» SOURCE TEXT:
»»

The Mo Ibrahim Foundation‘s $5-million award to an African leader for statesmanship has for the second year in a row gone begging. That is unsurprising, since politicians are motivated more by greed and fear, than by a desire to serve their people.

Trying to foster leadership by awarding prestigious prizes is admirable but futile. Nor does this apply only to Africa.

Take how threadbare looks the award of the Nobel Peace Prize to President Barack Obama, only months after he first took office, as his presidency limps from one mid-term low to another. Inspirational words have yet to be matched with the “inspirational diplomacy” for which he was made Nobel laureate.

Obama’s was not the only Nobel prize that tried to influence good behaviour with premature praise. Think back to 1994’s award of the Nobel to Yasser Arafat, Shimon Peres, Yitzhak Rabin for peace in the Middle East. Please sirs, can we have our money back? All $1,5-million.

In similarly misguided vein, Jacob Zuma was in 2009, only months after taking office, declared African President of the Year. This was a bit of a lucky-packet award, sponsored as it was by the Kenneth Kaunda Foundation and a Sandton public relations company, but Zuma with his lacklustre leadership record could hardly afford to be picky.

Contrary to the perception of pervasive corruption, there are significant variations in African governance, with some countries remarkably well governed. Oxford University economist Paul Collier said in an analysis of the latest Ibrahim index. “Were the standards of the best [African countries] to become general, Africa would be a well-governed region.”

The difference can be ascribed to leadership, which in much of Africa leadership is venal and inept. As Moeletsi Mbeki has put it, “African leaders sustain and reproduce themselves by perpetuating … socioeconomic systems of exploitation.”

Hence the Mo Ibrahim Foundation’s laudable aim of encouraging honest, democratic governance by rewarding good leadership and by producing an exhaustive annual index that measures the performance of Africa’s 53 sub-Saharan countries across a range of social, political and economic indicators.

««

» DATA LINES:
»»

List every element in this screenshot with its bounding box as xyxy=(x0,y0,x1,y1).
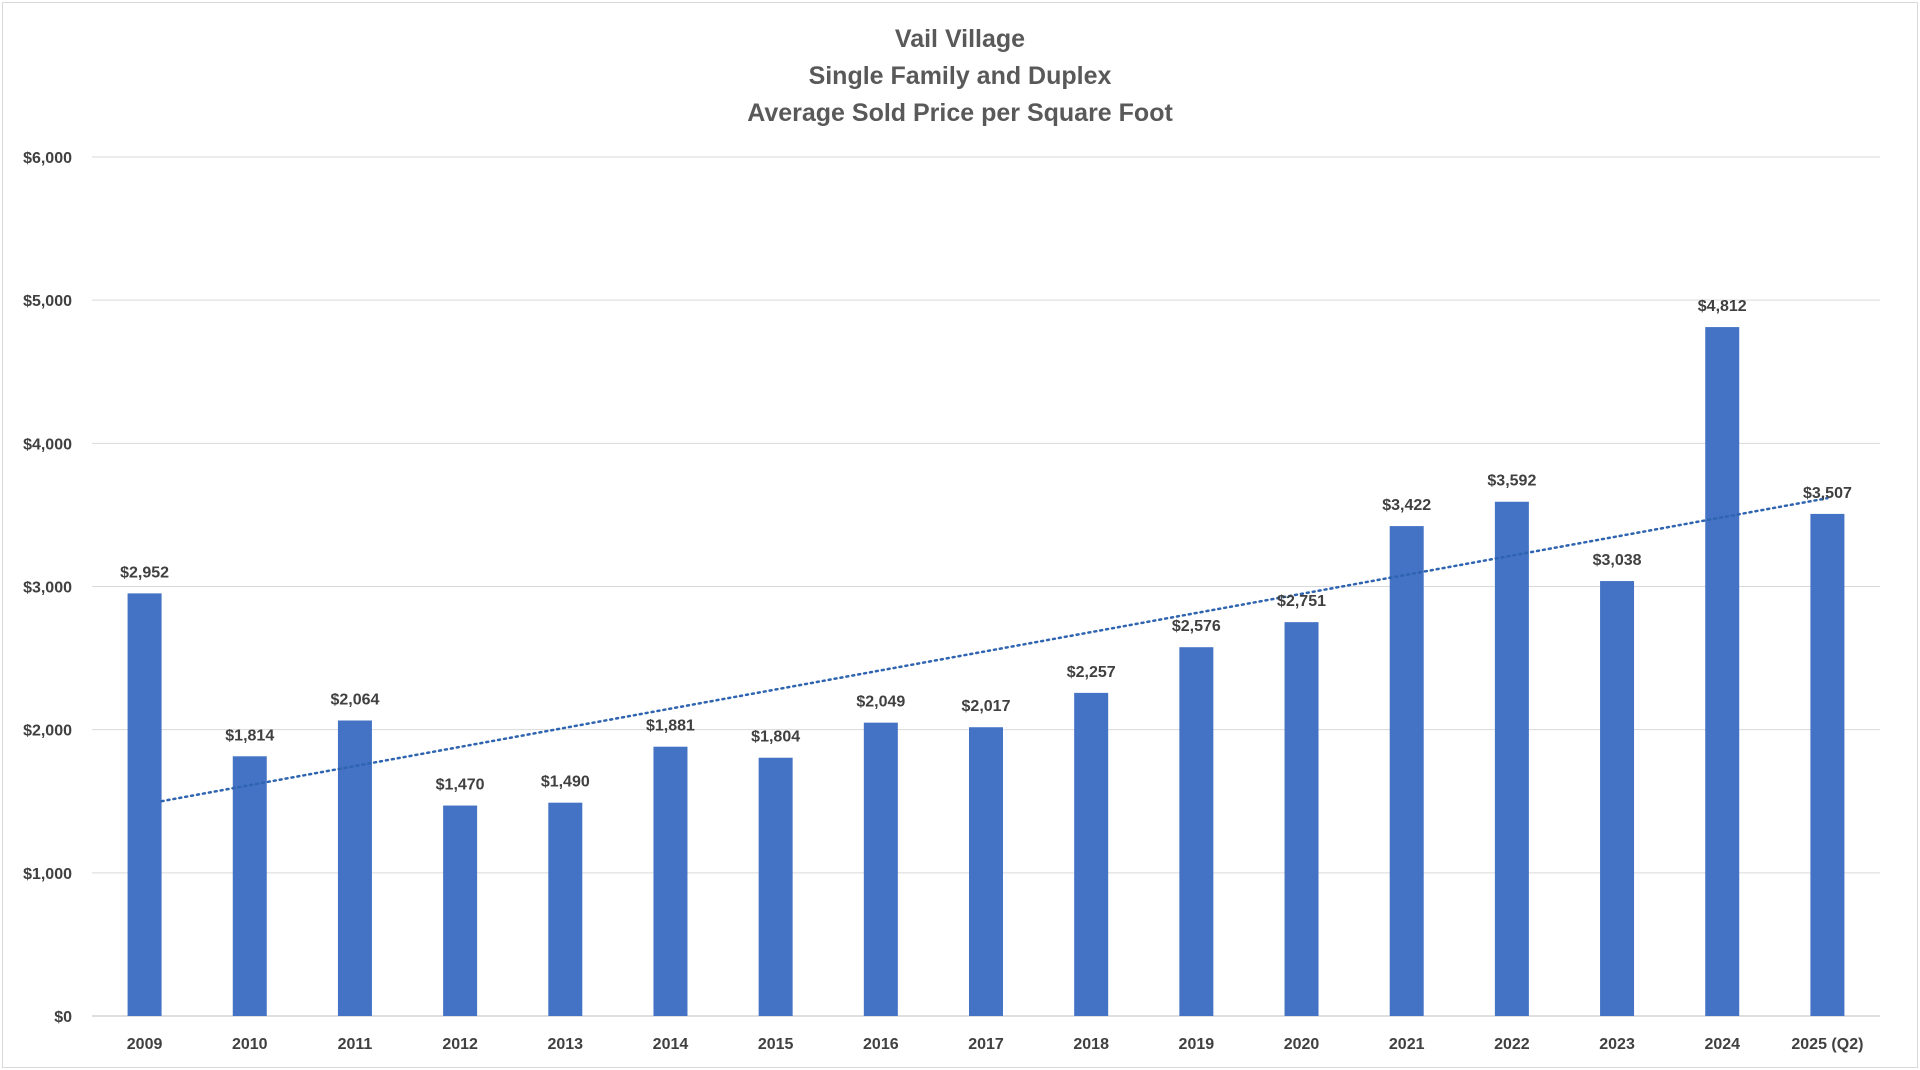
data-label: $3,038 xyxy=(1593,552,1642,569)
x-tick-label: 2014 xyxy=(653,1036,689,1053)
data-label: $2,952 xyxy=(120,564,169,581)
x-tick-label: 2022 xyxy=(1494,1036,1530,1053)
bars xyxy=(127,327,1845,1016)
y-axis: $0 $1,000 $2,000 $3,000 $4,000 $5,000 $6,000 xyxy=(23,150,72,1026)
x-tick-label: 2010 xyxy=(232,1036,268,1053)
gridlines xyxy=(92,156,1880,1017)
bar xyxy=(1284,622,1319,1016)
y-tick-label: $6,000 xyxy=(23,150,72,167)
x-tick-label: 2017 xyxy=(968,1036,1004,1053)
x-tick-label: 2011 xyxy=(338,1036,373,1053)
trendline xyxy=(160,496,1829,803)
bar xyxy=(1810,513,1845,1016)
bar xyxy=(127,593,162,1016)
data-label: $2,049 xyxy=(856,694,905,711)
x-tick-label: 2025 (Q2) xyxy=(1791,1036,1863,1053)
y-tick-label: $0 xyxy=(54,1009,72,1026)
data-label: $2,017 xyxy=(962,698,1011,715)
x-axis: 2009 2010 2011 2012 2013 2014 2015 2016 2017 2018… xyxy=(127,1036,1864,1053)
x-tick-label: 2016 xyxy=(863,1036,899,1053)
bar xyxy=(443,805,478,1016)
y-tick-label: $3,000 xyxy=(23,580,72,597)
x-tick-label: 2023 xyxy=(1599,1036,1635,1053)
y-tick-label: $5,000 xyxy=(23,293,72,310)
y-tick-label: $2,000 xyxy=(23,723,72,740)
bar xyxy=(653,746,688,1016)
chart-title-line-3: Average Sold Price per Square Foot xyxy=(747,99,1173,127)
data-label: $1,804 xyxy=(751,729,800,746)
x-tick-label: 2019 xyxy=(1179,1036,1215,1053)
bar xyxy=(758,757,793,1016)
bar xyxy=(232,756,267,1016)
trendline-layer xyxy=(160,496,1829,803)
bar xyxy=(1600,581,1635,1016)
bar xyxy=(863,722,898,1016)
data-label: $1,881 xyxy=(646,718,695,735)
data-label: $2,257 xyxy=(1067,664,1116,681)
x-tick-label: 2020 xyxy=(1284,1036,1320,1053)
bar xyxy=(337,720,372,1016)
data-label: $1,490 xyxy=(541,774,590,791)
x-tick-label: 2013 xyxy=(547,1036,583,1053)
x-tick-label: 2012 xyxy=(442,1036,478,1053)
data-label: $3,507 xyxy=(1803,485,1852,502)
data-label: $3,422 xyxy=(1382,497,1431,514)
data-labels: $2,952 $1,814 $2,064 $1,470 $1,490 $1,881 $1,8… xyxy=(120,298,1852,793)
x-tick-label: 2021 xyxy=(1389,1036,1425,1053)
data-label: $3,592 xyxy=(1487,473,1536,490)
x-tick-label: 2024 xyxy=(1704,1036,1740,1053)
data-label: $1,814 xyxy=(225,727,274,744)
x-tick-label: 2018 xyxy=(1073,1036,1109,1053)
x-tick-label: 2015 xyxy=(758,1036,794,1053)
data-label: $4,812 xyxy=(1698,298,1747,315)
data-label: $2,751 xyxy=(1277,593,1326,610)
chart-title: Vail Village Single Family and Duplex Av… xyxy=(747,25,1173,127)
chart-title-line-1: Vail Village xyxy=(895,25,1025,53)
bar xyxy=(548,802,583,1016)
bar xyxy=(1389,526,1424,1016)
data-label: $2,576 xyxy=(1172,618,1221,635)
bar xyxy=(1494,501,1529,1016)
bar xyxy=(1074,692,1109,1016)
chart-title-line-2: Single Family and Duplex xyxy=(809,62,1112,90)
y-tick-label: $1,000 xyxy=(23,866,72,883)
y-tick-label: $4,000 xyxy=(23,436,72,453)
bar xyxy=(1705,327,1740,1016)
bar xyxy=(1179,647,1214,1016)
bar xyxy=(969,727,1003,1016)
x-tick-label: 2009 xyxy=(127,1036,163,1053)
data-label: $1,470 xyxy=(436,777,485,794)
data-label: $2,064 xyxy=(330,692,379,709)
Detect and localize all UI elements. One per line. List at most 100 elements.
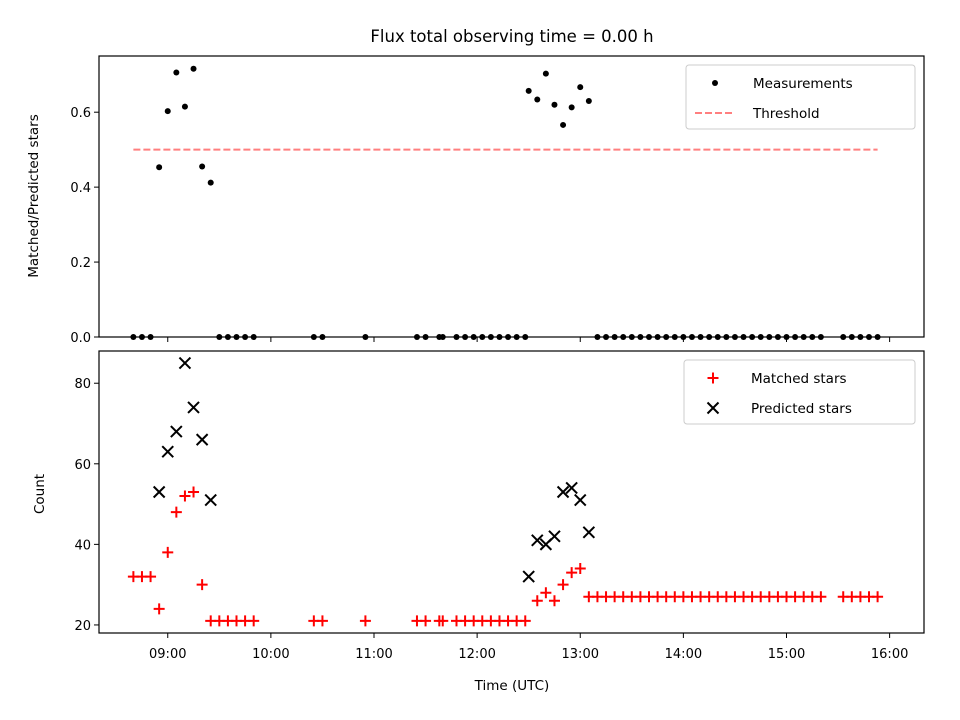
bottom-y-tick-label: 80: [74, 377, 91, 392]
matched-stars-point: [145, 571, 157, 583]
matched-stars-point: [557, 579, 569, 591]
bottom-axes-frame: [98, 350, 925, 634]
threshold-legend-label: Threshold: [752, 106, 820, 122]
matched-stars-point: [170, 506, 182, 518]
measurements-point: [207, 179, 214, 186]
measurements-point: [809, 334, 816, 340]
measurements-point: [496, 334, 503, 340]
bottom-x-tick-label: 12:00: [458, 647, 495, 662]
measurements-point: [233, 334, 240, 340]
bottom-x-tick-label: 15:00: [768, 647, 805, 662]
predicted-stars-point: [152, 485, 166, 499]
measurements-point: [628, 334, 635, 340]
predicted-stars-point: [170, 425, 183, 438]
measurements-point: [250, 334, 257, 340]
measurements-point: [439, 334, 446, 340]
matched-stars-point: [574, 563, 586, 575]
bottom-panel: Count Time (UTC) 20 40 60 80 09:00 10:00 11:00…: [32, 350, 925, 694]
measurements-point: [654, 334, 661, 340]
measurements-point: [216, 334, 223, 340]
measurements-point: [646, 334, 652, 340]
measurements-point: [505, 334, 512, 340]
matched-stars-point: [437, 615, 449, 627]
predicted-stars-point: [531, 534, 544, 547]
measurements-point: [594, 334, 601, 340]
measurements-point: [522, 334, 529, 340]
matched-stars-point: [815, 591, 827, 603]
measurements-point: [688, 334, 695, 340]
predicted-stars-point: [204, 493, 217, 507]
measurements-point: [242, 334, 249, 340]
predicted-stars-point: [178, 356, 192, 370]
top-y-tick-label: 0.0: [70, 331, 91, 346]
predicted-stars-point: [556, 485, 570, 499]
predicted-stars-point: [565, 481, 578, 495]
matched-stars-point: [519, 615, 531, 627]
bottom-legend: Matched stars Predicted stars: [683, 359, 916, 425]
measurements-point: [138, 334, 145, 340]
measurements-point: [362, 334, 369, 340]
measurements-point: [663, 334, 670, 340]
matched-stars-point: [420, 615, 432, 627]
measurements-point: [181, 103, 188, 110]
top-legend-box: [685, 64, 916, 130]
bottom-y-axis-label: Count: [32, 474, 48, 514]
measurements-point: [637, 334, 644, 340]
measurements-point: [706, 334, 713, 340]
measurements-point: [164, 108, 171, 115]
bottom-x-tick-label: 13:00: [562, 647, 599, 662]
measurements-point: [422, 334, 429, 340]
measurements-point: [731, 334, 738, 340]
measurements-point: [783, 334, 790, 340]
measurements-point: [199, 163, 206, 170]
measurements-point: [224, 334, 231, 340]
measurements-point: [680, 334, 687, 340]
matched-stars-point: [162, 546, 174, 558]
measurements-point: [585, 97, 592, 104]
measurements-point: [462, 334, 469, 340]
matched-stars-point: [188, 486, 200, 498]
measurements-point: [620, 334, 627, 340]
matched-stars-point: [531, 595, 543, 607]
measurements-point: [130, 334, 137, 340]
measurements-point: [413, 334, 420, 340]
matched-stars-point: [359, 615, 371, 627]
measurements-point: [866, 334, 872, 340]
predicted-stars-point: [161, 445, 174, 458]
measurements-point: [147, 334, 154, 340]
predicted-stars-point: [187, 401, 200, 414]
measurements-point: [817, 334, 824, 340]
measurements-point: [190, 65, 197, 72]
predicted-stars-point: [582, 526, 596, 539]
matched-stars-point: [196, 579, 208, 591]
bottom-x-tick-label: 14:00: [665, 647, 702, 662]
predicted-stars-point: [195, 433, 209, 446]
measurements-legend-label: Measurements: [753, 76, 853, 92]
measurements-point: [757, 334, 764, 340]
measurements-point: [173, 69, 180, 76]
measurements-point: [319, 334, 326, 340]
measurements-point: [577, 84, 584, 91]
matched-stars-point: [548, 595, 560, 607]
matched-stars-point: [248, 615, 260, 627]
measurements-point: [470, 334, 477, 340]
bottom-legend-box: [683, 359, 916, 425]
bottom-y-tick-label: 40: [74, 538, 91, 553]
top-y-tick-label: 0.4: [70, 181, 91, 196]
measurements-legend-handle: [712, 80, 718, 86]
measurements-point: [560, 121, 567, 128]
measurements-point: [714, 334, 721, 340]
measurements-point: [611, 334, 618, 340]
measurements-point: [740, 334, 747, 340]
top-y-tick-label: 0.2: [70, 256, 91, 271]
measurements-point: [603, 334, 610, 340]
bottom-y-tick-label: 60: [74, 458, 91, 473]
measurements-point: [857, 334, 864, 340]
measurements-point: [697, 334, 704, 340]
matched-stars-point: [316, 615, 328, 627]
measurements-point: [310, 334, 317, 340]
measurements-point: [551, 101, 558, 108]
measurements-point: [792, 334, 799, 340]
predicted-stars-point: [522, 570, 535, 583]
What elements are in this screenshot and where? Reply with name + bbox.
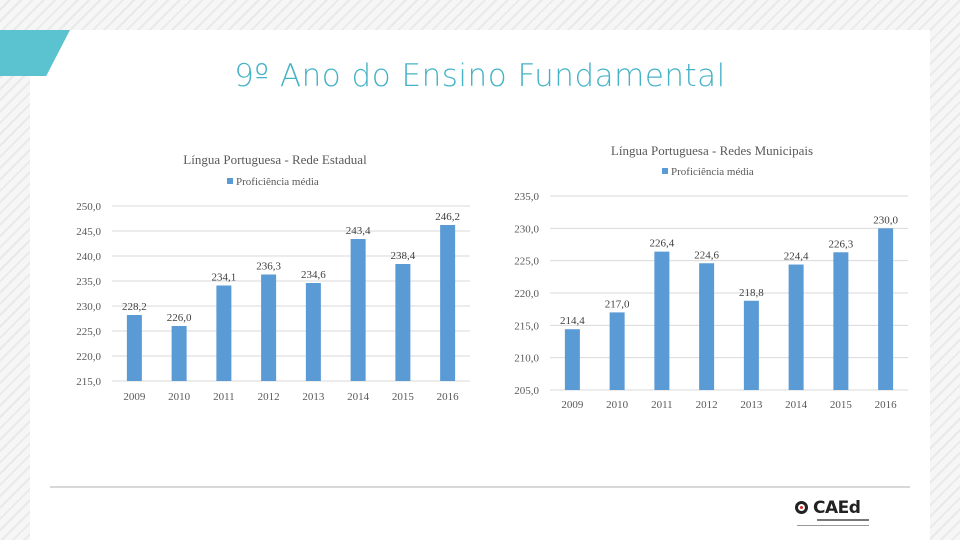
slide-background	[30, 30, 930, 540]
logo-tagline-line	[817, 519, 869, 521]
logo-tagline-line	[797, 525, 869, 526]
caed-logo-text: CAEd	[813, 498, 861, 518]
footer-divider	[50, 486, 910, 488]
page-title: 9º Ano do Ensino Fundamental	[234, 58, 726, 94]
caed-logo-icon	[795, 501, 808, 514]
caed-logo: CAEd	[795, 498, 875, 530]
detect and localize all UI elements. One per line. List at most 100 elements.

««

» PROBLEMS TO WORK ON:
1. State whether each statement agrees with the leadership-prize column, giving yes or no and quoting the words that decide it: (a) The Mo Ibrahim Foundation's award is worth $5 million. (b) Zuma's 2009 award was sponsored only by the Kenneth Kaunda Foundation. (c) The 1994 Nobel went to Arafat, Peres and Rabin for peace in the Middle East.
2. Please copy the part of the leadership-prize column starting at "The Mo Ibrahim Foundation‘s" and ending at "only to Africa.".
The items play no part in this work.

» FINAL RESULTS:
1.
(a) Yes: "The Mo Ibrahim Foundation‘s $5-million award to an African leader for statesmanship"
(b) No: "sponsored as it was by the Kenneth Kaunda Foundation and a Sandton public relations company"
(c) Yes: "Think back to 1994’s award of the Nobel to Yasser Arafat, Shimon Peres, Yitzhak Rabin for peace in the Middle East."

2.
The Mo Ibrahim Foundation‘s $5-million award to an African leader for statesmanship has for the second year in a row gone begging. That is unsurprising, since politicians are motivated more by greed and fear, than by a desire to serve their people.

Trying to foster leadership by awarding prestigious prizes is admirable but futile. Nor does this apply only to Africa.